● **Requirements**
Update the material starting at the first line and ending at the line containing "nav-logout-link[interactable]: Logout <box>1087", replacing "listing-card" with "listing-tile" and leaving everything else unchanged.

══ Given entries ══

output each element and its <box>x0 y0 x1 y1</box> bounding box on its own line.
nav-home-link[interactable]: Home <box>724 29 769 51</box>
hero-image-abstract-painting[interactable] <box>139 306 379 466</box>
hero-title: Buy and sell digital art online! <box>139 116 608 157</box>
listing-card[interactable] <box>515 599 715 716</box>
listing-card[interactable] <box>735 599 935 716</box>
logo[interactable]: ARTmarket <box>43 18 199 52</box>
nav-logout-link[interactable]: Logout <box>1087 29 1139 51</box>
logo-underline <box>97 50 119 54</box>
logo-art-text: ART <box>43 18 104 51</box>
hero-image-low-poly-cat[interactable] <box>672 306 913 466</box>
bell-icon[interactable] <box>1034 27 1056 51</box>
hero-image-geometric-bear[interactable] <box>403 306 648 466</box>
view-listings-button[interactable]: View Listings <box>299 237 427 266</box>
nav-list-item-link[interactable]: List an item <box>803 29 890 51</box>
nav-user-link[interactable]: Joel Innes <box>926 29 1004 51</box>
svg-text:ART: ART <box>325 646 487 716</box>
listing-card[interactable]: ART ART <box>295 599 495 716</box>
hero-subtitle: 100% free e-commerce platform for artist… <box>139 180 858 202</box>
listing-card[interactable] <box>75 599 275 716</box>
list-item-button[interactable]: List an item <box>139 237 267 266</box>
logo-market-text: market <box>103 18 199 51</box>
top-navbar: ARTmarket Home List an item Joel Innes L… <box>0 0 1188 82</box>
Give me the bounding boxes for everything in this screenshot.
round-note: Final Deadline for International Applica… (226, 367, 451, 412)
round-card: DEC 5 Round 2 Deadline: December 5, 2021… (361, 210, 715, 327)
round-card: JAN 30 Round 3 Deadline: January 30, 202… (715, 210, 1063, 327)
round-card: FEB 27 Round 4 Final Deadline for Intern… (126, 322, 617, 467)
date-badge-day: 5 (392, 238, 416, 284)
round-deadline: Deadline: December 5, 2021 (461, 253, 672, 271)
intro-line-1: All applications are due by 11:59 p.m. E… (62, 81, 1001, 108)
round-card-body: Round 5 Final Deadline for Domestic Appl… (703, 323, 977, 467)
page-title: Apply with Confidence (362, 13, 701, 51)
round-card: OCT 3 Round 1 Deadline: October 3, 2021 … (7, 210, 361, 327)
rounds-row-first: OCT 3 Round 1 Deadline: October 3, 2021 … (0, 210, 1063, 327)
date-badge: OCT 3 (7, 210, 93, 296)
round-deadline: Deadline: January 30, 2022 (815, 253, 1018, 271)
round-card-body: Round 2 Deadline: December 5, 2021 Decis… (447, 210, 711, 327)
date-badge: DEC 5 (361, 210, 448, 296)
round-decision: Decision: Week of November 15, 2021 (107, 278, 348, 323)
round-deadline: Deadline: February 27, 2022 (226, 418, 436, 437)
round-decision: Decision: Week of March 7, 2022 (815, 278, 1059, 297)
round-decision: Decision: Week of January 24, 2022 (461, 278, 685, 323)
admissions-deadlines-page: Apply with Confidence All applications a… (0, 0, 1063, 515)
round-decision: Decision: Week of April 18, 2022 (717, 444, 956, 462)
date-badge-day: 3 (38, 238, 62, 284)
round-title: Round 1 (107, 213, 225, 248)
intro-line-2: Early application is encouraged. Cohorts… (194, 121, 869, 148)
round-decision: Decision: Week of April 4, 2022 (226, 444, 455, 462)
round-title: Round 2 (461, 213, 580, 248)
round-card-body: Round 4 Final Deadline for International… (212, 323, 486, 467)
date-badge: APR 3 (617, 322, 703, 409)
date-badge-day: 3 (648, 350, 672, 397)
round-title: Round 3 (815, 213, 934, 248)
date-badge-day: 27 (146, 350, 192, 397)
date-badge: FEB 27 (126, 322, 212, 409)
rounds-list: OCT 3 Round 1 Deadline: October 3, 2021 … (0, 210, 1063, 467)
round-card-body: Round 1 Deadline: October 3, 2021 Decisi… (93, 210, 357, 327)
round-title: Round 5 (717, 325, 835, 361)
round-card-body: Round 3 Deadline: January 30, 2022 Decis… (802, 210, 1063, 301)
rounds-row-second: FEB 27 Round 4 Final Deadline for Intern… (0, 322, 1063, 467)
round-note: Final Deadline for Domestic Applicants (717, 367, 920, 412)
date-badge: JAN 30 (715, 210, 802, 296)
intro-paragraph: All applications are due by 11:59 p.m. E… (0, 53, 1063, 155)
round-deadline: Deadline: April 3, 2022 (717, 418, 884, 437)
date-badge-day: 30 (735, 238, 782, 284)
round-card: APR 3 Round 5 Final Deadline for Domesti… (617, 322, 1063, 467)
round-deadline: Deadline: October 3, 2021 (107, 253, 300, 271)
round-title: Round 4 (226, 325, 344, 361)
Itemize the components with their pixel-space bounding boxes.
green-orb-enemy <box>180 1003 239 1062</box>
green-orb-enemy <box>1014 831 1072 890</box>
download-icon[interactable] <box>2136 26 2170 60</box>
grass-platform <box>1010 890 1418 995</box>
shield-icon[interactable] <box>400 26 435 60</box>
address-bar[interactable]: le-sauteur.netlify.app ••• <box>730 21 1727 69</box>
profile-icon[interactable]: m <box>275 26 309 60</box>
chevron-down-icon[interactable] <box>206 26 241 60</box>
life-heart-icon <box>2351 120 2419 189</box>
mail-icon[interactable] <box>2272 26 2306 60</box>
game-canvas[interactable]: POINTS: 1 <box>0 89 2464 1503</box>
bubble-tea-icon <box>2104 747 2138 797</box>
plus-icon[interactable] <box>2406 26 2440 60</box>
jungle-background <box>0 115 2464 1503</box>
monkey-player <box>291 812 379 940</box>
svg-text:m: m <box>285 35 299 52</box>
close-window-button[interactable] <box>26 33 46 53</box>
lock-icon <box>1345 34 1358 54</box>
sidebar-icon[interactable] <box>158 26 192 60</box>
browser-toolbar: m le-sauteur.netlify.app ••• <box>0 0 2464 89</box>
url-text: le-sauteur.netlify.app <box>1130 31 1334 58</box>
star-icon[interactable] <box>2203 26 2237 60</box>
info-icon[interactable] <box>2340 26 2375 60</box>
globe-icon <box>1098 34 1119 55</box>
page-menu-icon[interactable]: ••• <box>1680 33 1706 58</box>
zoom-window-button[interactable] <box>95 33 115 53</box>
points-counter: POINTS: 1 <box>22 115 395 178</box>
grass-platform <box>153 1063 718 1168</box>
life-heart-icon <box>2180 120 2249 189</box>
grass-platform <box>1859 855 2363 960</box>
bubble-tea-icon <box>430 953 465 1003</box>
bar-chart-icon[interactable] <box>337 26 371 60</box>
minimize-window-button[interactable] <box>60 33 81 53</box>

═══

● **Exercise output**
output each element and its <box>x0 y0 x1 y1</box> bounding box on its own line.
nav-home-link[interactable]: Home <box>724 29 769 51</box>
hero-image-abstract-painting[interactable] <box>139 306 379 466</box>
hero-title: Buy and sell digital art online! <box>139 116 608 157</box>
listing-tile[interactable] <box>515 599 715 716</box>
listing-tile[interactable] <box>735 599 935 716</box>
logo[interactable]: ARTmarket <box>43 18 199 52</box>
nav-logout-link[interactable]: Logout <box>1087 29 1139 51</box>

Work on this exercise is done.